Start of Data listing

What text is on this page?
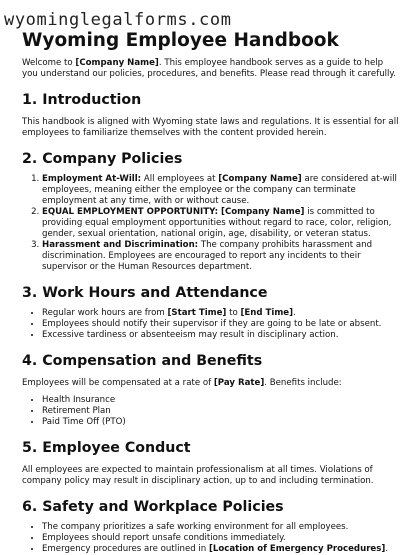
wyominglegalforms.com
Wyoming Employee Handbook

Welcome to [Company Name]. This employee handbook serves as a guide to help you understand our policies, procedures, and benefits. Please read through it carefully.

1. Introduction

This handbook is aligned with Wyoming state laws and regulations. It is essential for all employees to familiarize themselves with the content provided herein.

2. Company Policies
1. Employment At-Will: All employees at [Company Name] are considered at-will employees, meaning either the employee or the company can terminate employment at any time, with or without cause.
2. EQUAL EMPLOYMENT OPPORTUNITY: [Company Name] is committed to providing equal employment opportunities without regard to race, color, religion, gender, sexual orientation, national origin, age, disability, or veteran status.
3. Harassment and Discrimination: The company prohibits harassment and discrimination. Employees are encouraged to report any incidents to their supervisor or the Human Resources department.
3. Work Hours and Attendance
• Regular work hours are from [Start Time] to [End Time].
• Employees should notify their supervisor if they are going to be late or absent.
• Excessive tardiness or absenteeism may result in disciplinary action.
4. Compensation and Benefits

Employees will be compensated at a rate of [Pay Rate]. Benefits include:

• Health Insurance
• Retirement Plan
• Paid Time Off (PTO)
5. Employee Conduct

All employees are expected to maintain professionalism at all times. Violations of company policy may result in disciplinary action, up to and including termination.

6. Safety and Workplace Policies
• The company prioritizes a safe working environment for all employees.
• Employees should report unsafe conditions immediately.
• Emergency procedures are outlined in [Location of Emergency Procedures].
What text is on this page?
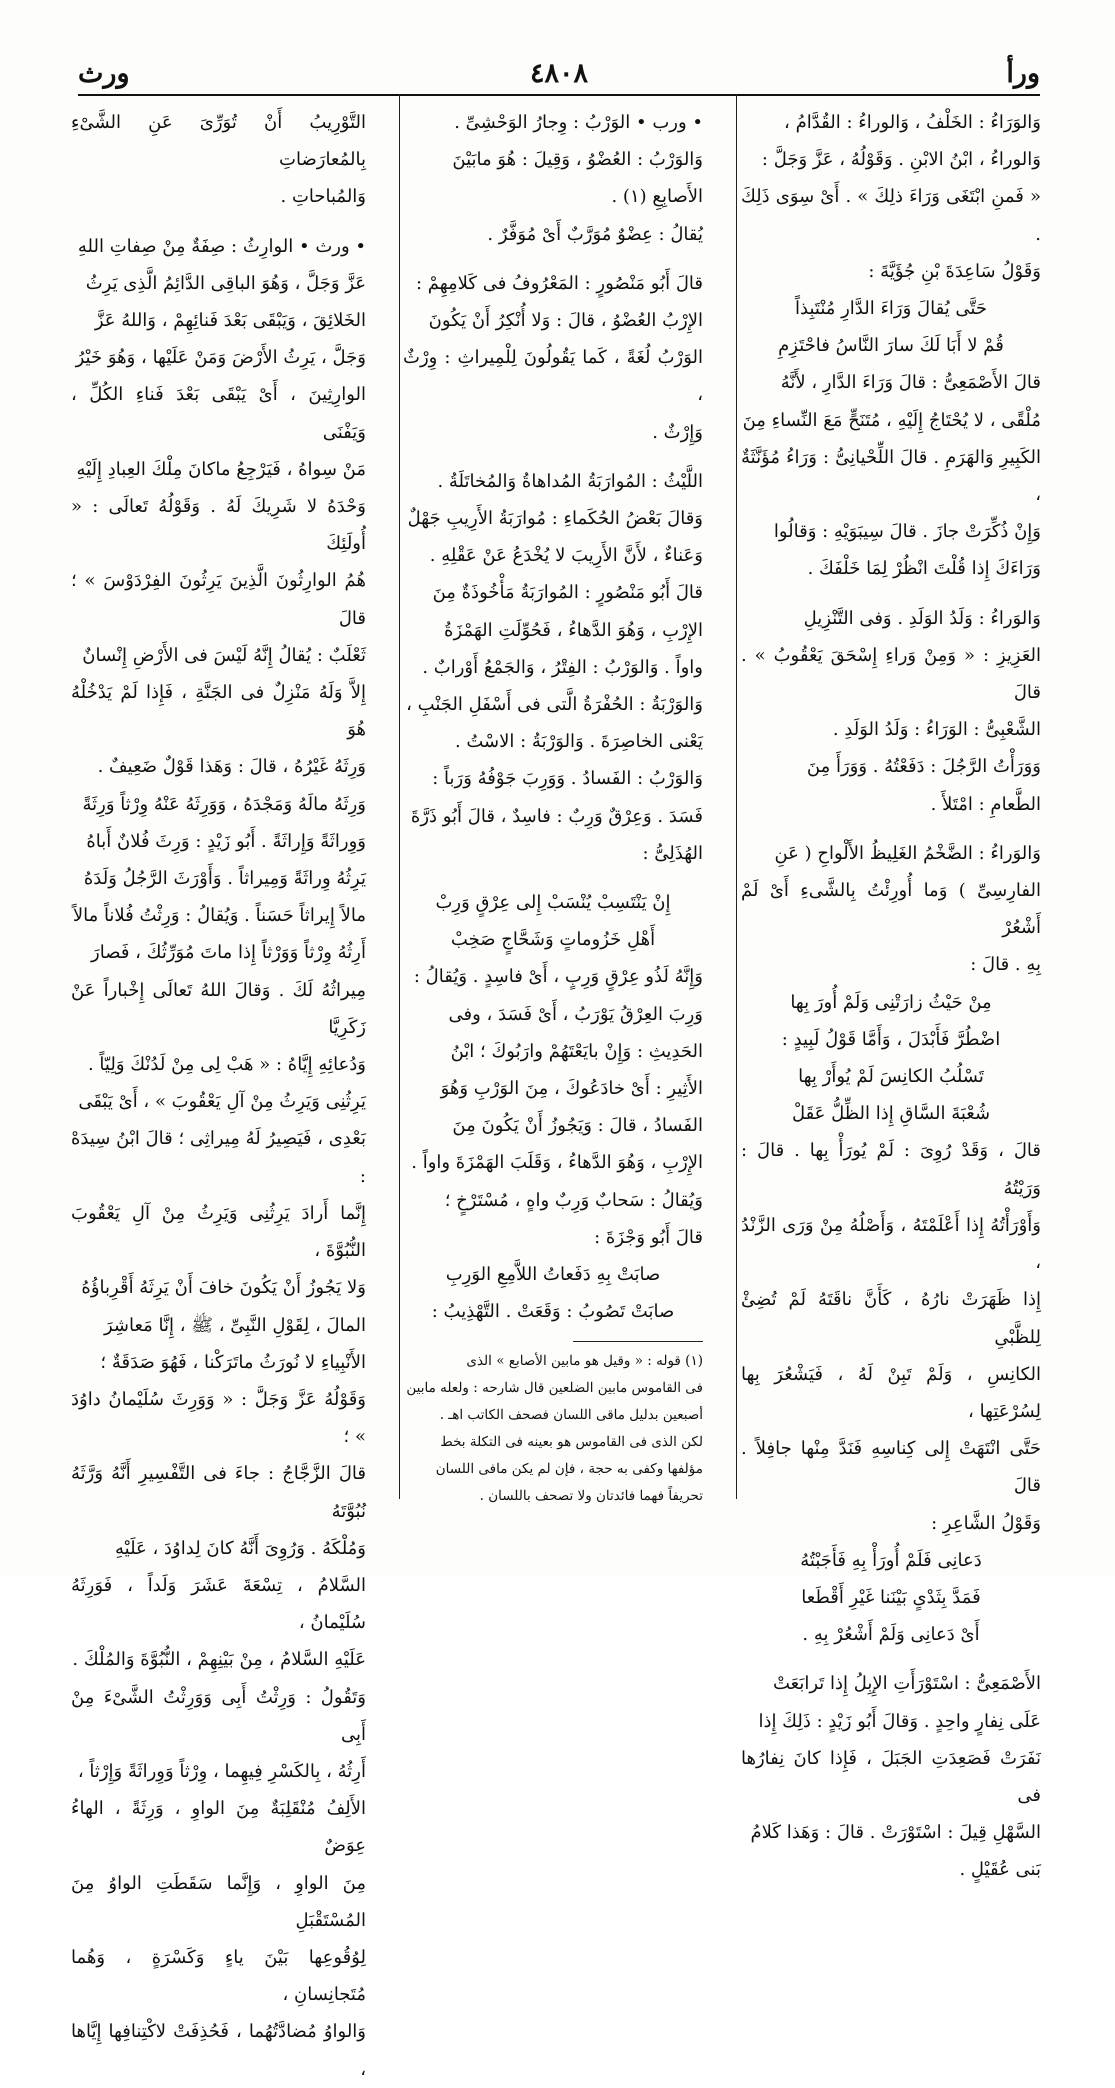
ورأ
٤٨٠٨
ورث

وَالوَرَاءُ : الخَلْفُ ، وَالوراءُ : القُدَّامُ ،
وَالوراءُ ، ابْنُ الابْنِ . وَقَوْلُهُ ، عَزَّ وَجَلَّ :
« فَمنِ ابْتَغَى وَرَاءَ ذلِكَ » . أَىْ سِوَى ذَلِكَ .
وَقَوْلُ سَاعِدَةَ بْنِ جُؤَيَّةَ :

حَتَّى يُقالَ وَرَاءَ الدَّارِ مُنْتَبِذاً
قُمْ لا أَبَا لَكَ سارَ النَّاسُ فاحْتَزِمِ

قالَ الأَصْمَعِىُّ : قالَ وَرَاءَ الدَّارِ ، لأَنَّهُ
مُلْقًى ، لا يُحْتَاجُ إِلَيْهِ ، مُتَنَحٍّ مَعَ النِّساءِ مِنَ
الكَبِيرِ وَالهَرَمِ . قالَ اللِّحْيانِىُّ : وَرَاءُ مُؤَنَّثَةٌ ،
وَإِنْ ذُكِّرَتْ جازَ . قالَ سِيبَوَيْهِ : وَقالُوا
وَرَاءَكَ إِذا قُلْتَ انْظُرْ لِمَا خَلْفَكَ .

وَالوَراءُ : وَلَدُ الوَلَدِ . وَفى التَّنْزِيلِ
العَزِيزِ : « وَمِنْ وَراءِ إِسْحَقَ يَعْقُوبُ » . قالَ
الشَّعْبِىُّ : الوَرَاءُ : وَلَدُ الوَلَدِ .
وَوَرَأْتُ الرَّجُلَ : دَفَعْتُهُ . وَوَرَأَ مِنَ
الطَّعامِ : امْتَلأَ .

وَالوَراءُ : الضَّخْمُ الغَلِيظُ الأَلْواحِ ( عَنِ
الفارِسِىِّ ) وَما أُورِئْتُ بِالشَّىءِ أَىْ لَمْ أَشْعُرْ
بِهِ . قالَ :

مِنْ حَيْثُ زارَتْنِى وَلَمْ أُورَ بِها
اضْطُرَّ فَأَبْدَلَ ، وَأَمَّا قَوْلُ لَبِيدٍ :

تَسْلُبُ الكانِسَ لَمْ يُوأَرْ بِها
شُعْبَةَ السَّاقِ إِذا الظِّلُّ عَقَلْ

قالَ ، وَقَدْ رُوِىَ : لَمْ يُورَأْ بِها . قالَ : وَرَيْتُهُ
وَأَوْرَأْتُهُ إِذا أَعْلَمْتَهُ ، وَأَصْلُهُ مِنْ وَرَى الزَّنْدُ ،
إِذا ظَهَرَتْ نارُهُ ، كَأَنَّ ناقَتَهُ لَمْ تُضِئْ لِلظَّبْىِ
الكانِسِ ، وَلَمْ تَبِنْ لَهُ ، فَيَشْعُرَ بِها لِسُرْعَتِها ،
حَتَّى انْتَهَتْ إِلى كِناسِهِ فَنَدَّ مِنْها جافِلاً . قالَ
وَقَوْلُ الشَّاعِرِ :

دَعانِى فَلَمْ أُورَأْ بِهِ فَأَجَبْتُهُ
فَمَدَّ بِثَدْىٍ بَيْنَنا غَيْرِ أَقْطَعا
أَىْ دَعانِى وَلَمْ أَشْعُرْ بِهِ .

الأَصْمَعِىُّ : اسْتَوْرَأَتِ الإِبِلُ إِذا تَرابَعَتْ
عَلَى نِفارٍ واحِدٍ . وَقالَ أَبُو زَيْدٍ : ذَلِكَ إِذا
نَفَرَتْ فَصَعِدَتِ الجَبَلَ ، فَإِذا كانَ نِفارُها فى
السَّهْلِ قِيلَ : اسْتَوْرَتْ . قالَ : وَهَذا كَلامُ
بَنى عُقَيْلٍ .

• ورب • الوَرْبُ : وِجارُ الوَحْشِىِّ .
وَالوَرْبُ : العُضْوُ ، وَقِيلَ : هُوَ مابَيْنَ
الأَصابِعِ (١) .
يُقالُ : عِضْوٌ مُوَرَّبٌ أَىْ مُوَفَّرٌ .

قالَ أَبُو مَنْصُورٍ : المَعْرُوفُ فى كَلامِهِمْ :
الإِرْبُ العُضْوُ ، قالَ : وَلا أُنْكِرُ أَنْ يَكُونَ
الوَرْبُ لُغَةً ، كَما يَقُولُونَ لِلْمِيراثِ : وِرْثٌ ،
وَإِرْثٌ .

اللَّيْثُ : المُوارَبَةُ المُداهاةُ وَالمُخاتَلَةُ .
وَقالَ بَعْضُ الحُكَماءِ : مُوارَبَةُ الأَرِيبِ جَهْلٌ
وَعَناءٌ ، لأَنَّ الأَرِيبَ لا يُخْدَعُ عَنْ عَقْلِهِ .
قالَ أَبُو مَنْصُورٍ : المُوارَبَةُ مَأْخُوذَةٌ مِنَ
الإِرْبِ ، وَهُوَ الدَّهاءُ ، فَحُوِّلَتِ الهَمْزَةُ
واواً . وَالوَرْبُ : الفِتْرُ ، وَالجَمْعُ أَوْرابٌ .
وَالوَرْبَةُ : الحُفْرَةُ الَّتى فى أَسْفَلِ الجَنْبِ ،
يَعْنى الخاصِرَةَ . وَالوَرْبَةُ : الاسْتُ .
وَالوَرْبُ : الفَسادُ . وَوَرِبَ جَوْفُهُ وَرَباً :
فَسَدَ . وَعِرْقٌ وَرِبٌ : فاسِدٌ ، قالَ أَبُو ذَرَّةَ
الهُذَلِىُّ :

إِنْ يَنْتَسِبْ يُنْسَبْ إِلى عِرْقٍ وَرِبْ
أَهْلِ خَزُوماتٍ وَشَحَّاجٍ صَخِبْ

وَإِنَّهُ لَذُو عِرْقٍ وَرِبٍ ، أَىْ فاسِدٍ . وَيُقالُ :
وَرِبَ العِرْقُ يَوْرَبُ ، أَىْ فَسَدَ ، وفى
الحَدِيثِ : وَإِنْ بايَعْتَهُمْ وارَبُوكَ ؛ ابْنُ
الأَثِيرِ : أَىْ خادَعُوكَ ، مِنَ الوَرْبِ وَهُوَ
الفَسادُ ، قالَ : وَيَجُوزُ أَنْ يَكُونَ مِنَ
الإِرْبِ ، وَهُوَ الدَّهاءُ ، وَقَلَبَ الهَمْزَةَ واواً .
وَيُقالُ : سَحابٌ وَرِبٌ واهٍ ، مُسْتَرْخٍ ؛
قالَ أَبُو وَجْزَةَ :

صابَتْ بِهِ دَفَعاتُ اللاَّمِعِ الوَرِبِ
صابَتْ تَصُوبُ : وَقَعَتْ . التَّهْذِيبُ :

(١) قوله : « وقيل هو مابين الأصابع » الذى
فى القاموس مابين الضلعين قال شارحه : ولعله مابين
أصبعين بدليل ماقى اللسان فصحف الكاتب اهـ .
لكن الذى فى القاموس هو بعينه فى التكلة بخط
مؤلفها وكفى به حجة ، فإن لم يكن مافى اللسان
تحريفاً فهما فائدتان ولا تصحف باللسان .

التَّوْرِيبُ أَنْ تُوَرِّىَ عَنِ الشَّىْءِ بِالمُعارَضاتِ
وَالمُباحاتِ .

• ورث • الوارِثُ : صِفَةٌ مِنْ صِفاتِ اللهِ
عَزَّ وَجَلَّ ، وَهُوَ الباقِى الدَّائِمُ الَّذِى يَرِثُ
الخَلائِقَ ، وَيَبْقَى بَعْدَ فَنائِهِمْ ، وَاللهُ عَزَّ
وَجَلَّ ، يَرِثُ الأَرْضَ وَمَنْ عَلَيْها ، وَهُوَ خَيْرُ
الوارِثِينَ ، أَىْ يَبْقَى بَعْدَ فَناءِ الكُلِّ ، وَيَفْنَى
مَنْ سِواهُ ، فَيَرْجِعُ ماكانَ مِلْكَ العِبادِ إِلَيْهِ
وَحْدَهُ لا شَرِيكَ لَهُ . وَقَوْلُهُ تَعالَى : « أُولَئِكَ
هُمُ الوارِثُونَ الَّذِينَ يَرِثُونَ الفِرْدَوْسَ » ؛ قالَ
ثَعْلَبٌ : يُقالُ إِنَّهُ لَيْسَ فى الأَرْضِ إِنْسانٌ
إِلاَّ وَلَهُ مَنْزِلٌ فى الجَنَّةِ ، فَإِذا لَمْ يَدْخُلْهُ هُوَ
وَرِثَهُ غَيْرُهُ ، قالَ : وَهَذا قَوْلٌ ضَعِيفٌ .

وَرِثَهُ مالَهُ وَمَجْدَهُ ، وَوَرِثَهُ عَنْهُ وِرْثاً وَرِثَةً
وَوِراثَةً وَإِراثَةً . أَبُو زَيْدٍ : وَرِثَ فُلانٌ أَباهُ
يَرِثُهُ وِراثَةً وَمِيراثاً . وَأَوْرَثَ الرَّجُلُ وَلَدَهُ
مالاً إِيراثاً حَسَناً . وَيُقالُ : وَرِثْتُ فُلاناً مالاً
أَرِثُهُ وِرْثاً وَوَرْثاً إِذا ماتَ مُوَرِّثُكَ ، فَصارَ
مِيراثُهُ لَكَ . وَقالَ اللهُ تَعالَى إِخْباراً عَنْ زَكَرِيَّا
وَدُعائِهِ إِيَّاهُ : « هَبْ لِى مِنْ لَدُنْكَ وَلِيّاً .
يَرِثُنِى وَيَرِثُ مِنْ آلِ يَعْقُوبَ » ، أَىْ يَبْقَى
بَعْدِى ، فَيَصِيرُ لَهُ مِيراثِى ؛ قالَ ابْنُ سِيدَهْ :
إِنَّما أَرادَ يَرِثُنِى وَيَرِثُ مِنْ آلِ يَعْقُوبَ النُّبُوَّةَ ،
وَلا يَجُوزُ أَنْ يَكُونَ خافَ أَنْ يَرِثَهُ أَقْرِباؤُهُ
المالَ ، لِقَوْلِ النَّبِىِّ ، ﷺ ، إِنَّا مَعاشِرَ
الأَنْبِياءِ لا نُورَثُ ماتَرَكْنا ، فَهُوَ صَدَقَةٌ ؛
وَقَوْلُهُ عَزَّ وَجَلَّ : « وَوَرِثَ سُلَيْمانُ داوُدَ » ؛
قالَ الزَّجَّاجُ : جاءَ فى التَّفْسِيرِ أَنَّهُ وَرَّثَهُ نُبُوَّتَهُ
وَمُلْكَهُ . وَرُوِىَ أَنَّهُ كانَ لِداوُدَ ، عَلَيْهِ
السَّلامُ ، تِسْعَةَ عَشَرَ وَلَداً ، فَوَرِثَهُ سُلَيْمانُ ،
عَلَيْهِ السَّلامُ ، مِنْ بَيْنِهِمْ ، النُّبُوَّةَ وَالمُلْكَ .
وَتَقُولُ : وَرِثْتُ أَبِى وَوَرِثْتُ الشَّىْءَ مِنْ أَبِى
أَرِثُهُ ، بِالكَسْرِ فِيهِما ، وِرْثاً وَوِراثَةً وَإِرْثاً ،
الأَلِفُ مُنْقَلِبَةٌ مِنَ الواوِ ، وَرِثَةً ، الهاءُ عِوَضٌ
مِنَ الواوِ ، وَإِنَّما سَقَطَتِ الواوُ مِنَ المُسْتَقْبَلِ
لِوُقُوعِها بَيْنَ ياءٍ وَكَسْرَةٍ ، وَهُما مُتَجانِسانِ ،
وَالواوُ مُضادَّتُهُما ، فَحُذِفَتْ لاكْتِنافِها إِيَّاها ،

End of Data listing

Task >>
From the listing, copy each line containing the word "القاموس".

Written solution >>
فى القاموس مابين الضلعين قال شارحه : ولعله مابين
لكن الذى فى القاموس هو بعينه فى التكلة بخط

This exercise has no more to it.